**AIM OF THE EXERCISE**
Find how many lines hold the word "Total" and give that number only.

Records from a data source:

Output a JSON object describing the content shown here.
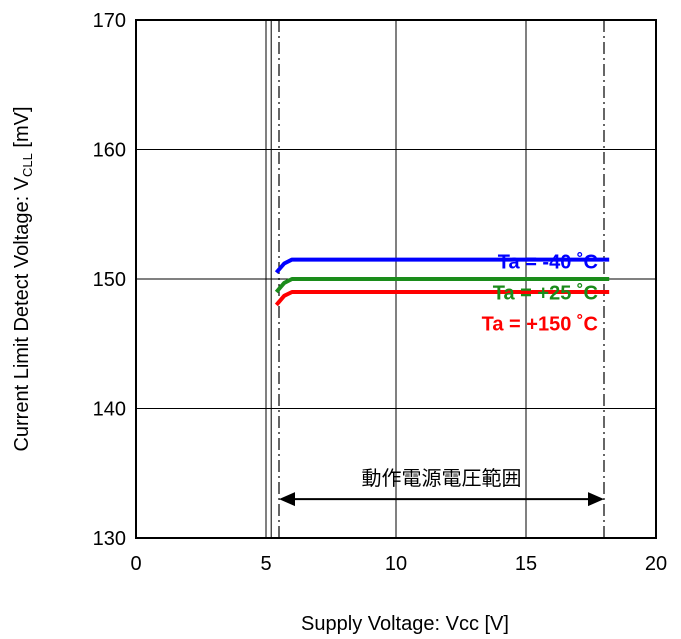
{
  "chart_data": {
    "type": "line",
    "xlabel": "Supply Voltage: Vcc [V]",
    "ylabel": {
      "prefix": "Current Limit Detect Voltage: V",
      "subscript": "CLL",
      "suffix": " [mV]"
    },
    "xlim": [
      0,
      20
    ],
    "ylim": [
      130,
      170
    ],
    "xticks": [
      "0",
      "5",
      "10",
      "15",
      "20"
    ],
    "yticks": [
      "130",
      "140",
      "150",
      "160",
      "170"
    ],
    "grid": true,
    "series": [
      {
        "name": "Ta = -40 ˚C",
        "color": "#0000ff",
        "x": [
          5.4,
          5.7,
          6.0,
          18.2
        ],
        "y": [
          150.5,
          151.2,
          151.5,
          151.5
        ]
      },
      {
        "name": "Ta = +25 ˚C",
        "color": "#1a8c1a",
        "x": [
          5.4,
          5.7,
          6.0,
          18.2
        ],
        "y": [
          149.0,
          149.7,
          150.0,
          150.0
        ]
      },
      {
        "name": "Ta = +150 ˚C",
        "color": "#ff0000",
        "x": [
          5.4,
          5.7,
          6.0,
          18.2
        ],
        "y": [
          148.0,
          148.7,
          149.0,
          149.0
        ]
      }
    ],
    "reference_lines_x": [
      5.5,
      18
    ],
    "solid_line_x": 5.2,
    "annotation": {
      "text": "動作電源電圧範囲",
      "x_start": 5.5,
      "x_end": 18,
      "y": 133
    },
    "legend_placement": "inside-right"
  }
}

...

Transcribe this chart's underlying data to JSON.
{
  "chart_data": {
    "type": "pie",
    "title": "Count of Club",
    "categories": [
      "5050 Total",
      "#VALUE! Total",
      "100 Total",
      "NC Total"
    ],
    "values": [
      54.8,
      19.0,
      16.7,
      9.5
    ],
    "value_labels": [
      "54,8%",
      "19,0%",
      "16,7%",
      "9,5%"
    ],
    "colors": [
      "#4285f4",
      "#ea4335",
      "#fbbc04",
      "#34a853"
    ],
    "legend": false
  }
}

**THE COMPLETED TASK**
4